§ **INPUT RECORDS**
· · · ·

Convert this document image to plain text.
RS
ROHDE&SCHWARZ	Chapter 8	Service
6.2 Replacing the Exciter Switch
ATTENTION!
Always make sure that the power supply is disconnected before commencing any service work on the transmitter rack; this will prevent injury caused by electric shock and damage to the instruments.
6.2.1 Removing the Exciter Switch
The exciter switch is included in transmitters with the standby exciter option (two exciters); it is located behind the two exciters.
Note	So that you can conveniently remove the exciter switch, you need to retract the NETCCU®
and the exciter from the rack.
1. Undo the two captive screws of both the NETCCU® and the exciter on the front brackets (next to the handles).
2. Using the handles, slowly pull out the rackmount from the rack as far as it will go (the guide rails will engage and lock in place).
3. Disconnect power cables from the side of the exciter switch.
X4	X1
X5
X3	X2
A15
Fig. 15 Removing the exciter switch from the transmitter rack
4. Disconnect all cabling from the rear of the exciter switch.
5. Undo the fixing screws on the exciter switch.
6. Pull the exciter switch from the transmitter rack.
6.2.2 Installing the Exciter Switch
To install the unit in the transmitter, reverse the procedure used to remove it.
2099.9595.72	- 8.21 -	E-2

· · · ·

§ **PROBLEM DESCRIPTION**
Gather, from the listing above, every line carrying the word "this".

§ **IN RESPONSE**
Convert this document image to plain text.
Always make sure that the power supply is disconnected before commencing any service work on the transmitter rack; this will prevent injury caused by electric shock and damage to the instruments.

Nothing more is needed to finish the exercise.